**Stated goal**
The complete listing should be restated exactly.
## start
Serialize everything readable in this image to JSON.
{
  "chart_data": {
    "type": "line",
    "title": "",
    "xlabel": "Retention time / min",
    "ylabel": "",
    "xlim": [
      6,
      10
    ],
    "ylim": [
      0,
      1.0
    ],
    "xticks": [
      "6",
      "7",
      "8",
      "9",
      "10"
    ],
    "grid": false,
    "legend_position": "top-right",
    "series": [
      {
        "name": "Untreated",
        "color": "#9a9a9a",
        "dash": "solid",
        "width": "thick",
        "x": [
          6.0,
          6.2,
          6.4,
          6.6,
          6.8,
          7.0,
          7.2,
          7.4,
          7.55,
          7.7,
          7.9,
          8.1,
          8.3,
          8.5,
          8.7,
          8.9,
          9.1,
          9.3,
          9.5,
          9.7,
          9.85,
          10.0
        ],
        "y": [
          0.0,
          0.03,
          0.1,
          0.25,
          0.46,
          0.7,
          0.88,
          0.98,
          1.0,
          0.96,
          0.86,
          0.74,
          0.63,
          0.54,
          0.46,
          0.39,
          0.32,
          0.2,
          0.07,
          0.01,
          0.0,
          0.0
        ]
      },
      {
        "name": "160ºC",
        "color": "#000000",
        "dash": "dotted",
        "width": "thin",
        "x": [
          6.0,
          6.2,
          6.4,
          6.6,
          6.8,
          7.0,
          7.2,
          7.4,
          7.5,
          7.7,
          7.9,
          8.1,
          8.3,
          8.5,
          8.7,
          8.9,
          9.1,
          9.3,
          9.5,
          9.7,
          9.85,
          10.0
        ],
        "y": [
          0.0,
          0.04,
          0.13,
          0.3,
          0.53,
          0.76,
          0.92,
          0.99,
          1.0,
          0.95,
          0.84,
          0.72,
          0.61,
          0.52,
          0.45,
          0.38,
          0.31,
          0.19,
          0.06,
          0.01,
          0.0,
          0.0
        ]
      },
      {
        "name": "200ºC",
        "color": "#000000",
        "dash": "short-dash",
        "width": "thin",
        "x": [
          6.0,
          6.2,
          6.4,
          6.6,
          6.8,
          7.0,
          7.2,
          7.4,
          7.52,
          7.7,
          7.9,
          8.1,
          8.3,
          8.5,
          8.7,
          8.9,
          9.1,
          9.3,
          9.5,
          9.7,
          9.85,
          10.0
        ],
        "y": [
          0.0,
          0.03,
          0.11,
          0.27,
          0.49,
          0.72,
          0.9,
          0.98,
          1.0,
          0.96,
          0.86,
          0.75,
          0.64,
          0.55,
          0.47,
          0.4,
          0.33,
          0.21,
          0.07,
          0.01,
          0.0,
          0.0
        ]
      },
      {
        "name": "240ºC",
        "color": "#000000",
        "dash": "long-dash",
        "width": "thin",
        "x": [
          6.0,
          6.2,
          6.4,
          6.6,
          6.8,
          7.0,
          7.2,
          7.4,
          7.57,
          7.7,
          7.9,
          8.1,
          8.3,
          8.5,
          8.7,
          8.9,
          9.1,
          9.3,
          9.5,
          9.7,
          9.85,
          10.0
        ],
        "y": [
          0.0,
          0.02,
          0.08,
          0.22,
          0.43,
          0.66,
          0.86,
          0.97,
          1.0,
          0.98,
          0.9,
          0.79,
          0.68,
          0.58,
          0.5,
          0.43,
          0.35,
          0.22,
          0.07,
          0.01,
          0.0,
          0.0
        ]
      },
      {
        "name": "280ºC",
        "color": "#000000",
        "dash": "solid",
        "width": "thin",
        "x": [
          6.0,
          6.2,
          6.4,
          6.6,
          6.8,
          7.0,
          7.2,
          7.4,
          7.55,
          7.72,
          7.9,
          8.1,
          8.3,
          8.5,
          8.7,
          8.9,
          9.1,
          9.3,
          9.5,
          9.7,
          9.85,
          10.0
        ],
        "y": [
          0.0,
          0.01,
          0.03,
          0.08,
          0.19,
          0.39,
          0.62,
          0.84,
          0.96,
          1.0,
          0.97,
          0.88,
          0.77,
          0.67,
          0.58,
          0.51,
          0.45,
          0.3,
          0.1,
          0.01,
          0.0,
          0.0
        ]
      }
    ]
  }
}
## end
**Expected answer**
Serialize everything readable in this image to JSON.
{
  "chart_data": {
    "type": "line",
    "title": "",
    "xlabel": "Retention time / min",
    "ylabel": "",
    "xlim": [
      6,
      10
    ],
    "ylim": [
      0,
      1.0
    ],
    "xticks": [
      "6",
      "7",
      "8",
      "9",
      "10"
    ],
    "grid": false,
    "legend_position": "top-right",
    "series": [
      {
        "name": "Untreated",
        "color": "#9a9a9a",
        "dash": "solid",
        "width": "thick",
        "x": [
          6.0,
          6.2,
          6.4,
          6.6,
          6.8,
          7.0,
          7.2,
          7.4,
          7.55,
          7.7,
          7.9,
          8.1,
          8.3,
          8.5,
          8.7,
          8.9,
          9.1,
          9.3,
          9.5,
          9.7,
          9.85,
          10.0
        ],
        "y": [
          0.0,
          0.03,
          0.1,
          0.25,
          0.46,
          0.7,
          0.88,
          0.98,
          1.0,
          0.96,
          0.86,
          0.74,
          0.63,
          0.54,
          0.46,
          0.39,
          0.32,
          0.2,
          0.07,
          0.01,
          0.0,
          0.0
        ]
      },
      {
        "name": "160ºC",
        "color": "#000000",
        "dash": "dotted",
        "width": "thin",
        "x": [
          6.0,
          6.2,
          6.4,
          6.6,
          6.8,
          7.0,
          7.2,
          7.4,
          7.5,
          7.7,
          7.9,
          8.1,
          8.3,
          8.5,
          8.7,
          8.9,
          9.1,
          9.3,
          9.5,
          9.7,
          9.85,
          10.0
        ],
        "y": [
          0.0,
          0.04,
          0.13,
          0.3,
          0.53,
          0.76,
          0.92,
          0.99,
          1.0,
          0.95,
          0.84,
          0.72,
          0.61,
          0.52,
          0.45,
          0.38,
          0.31,
          0.19,
          0.06,
          0.01,
          0.0,
          0.0
        ]
      },
      {
        "name": "200ºC",
        "color": "#000000",
        "dash": "short-dash",
        "width": "thin",
        "x": [
          6.0,
          6.2,
          6.4,
          6.6,
          6.8,
          7.0,
          7.2,
          7.4,
          7.52,
          7.7,
          7.9,
          8.1,
          8.3,
          8.5,
          8.7,
          8.9,
          9.1,
          9.3,
          9.5,
          9.7,
          9.85,
          10.0
        ],
        "y": [
          0.0,
          0.03,
          0.11,
          0.27,
          0.49,
          0.72,
          0.9,
          0.98,
          1.0,
          0.96,
          0.86,
          0.75,
          0.64,
          0.55,
          0.47,
          0.4,
          0.33,
          0.21,
          0.07,
          0.01,
          0.0,
          0.0
        ]
      },
      {
        "name": "240ºC",
        "color": "#000000",
        "dash": "long-dash",
        "width": "thin",
        "x": [
          6.0,
          6.2,
          6.4,
          6.6,
          6.8,
          7.0,
          7.2,
          7.4,
          7.57,
          7.7,
          7.9,
          8.1,
          8.3,
          8.5,
          8.7,
          8.9,
          9.1,
          9.3,
          9.5,
          9.7,
          9.85,
          10.0
        ],
        "y": [
          0.0,
          0.02,
          0.08,
          0.22,
          0.43,
          0.66,
          0.86,
          0.97,
          1.0,
          0.98,
          0.9,
          0.79,
          0.68,
          0.58,
          0.5,
          0.43,
          0.35,
          0.22,
          0.07,
          0.01,
          0.0,
          0.0
        ]
      },
      {
        "name": "280ºC",
        "color": "#000000",
        "dash": "solid",
        "width": "thin",
        "x": [
          6.0,
          6.2,
          6.4,
          6.6,
          6.8,
          7.0,
          7.2,
          7.4,
          7.55,
          7.72,
          7.9,
          8.1,
          8.3,
          8.5,
          8.7,
          8.9,
          9.1,
          9.3,
          9.5,
          9.7,
          9.85,
          10.0
        ],
        "y": [
          0.0,
          0.01,
          0.03,
          0.08,
          0.19,
          0.39,
          0.62,
          0.84,
          0.96,
          1.0,
          0.97,
          0.88,
          0.77,
          0.67,
          0.58,
          0.51,
          0.45,
          0.3,
          0.1,
          0.01,
          0.0,
          0.0
        ]
      }
    ]
  }
}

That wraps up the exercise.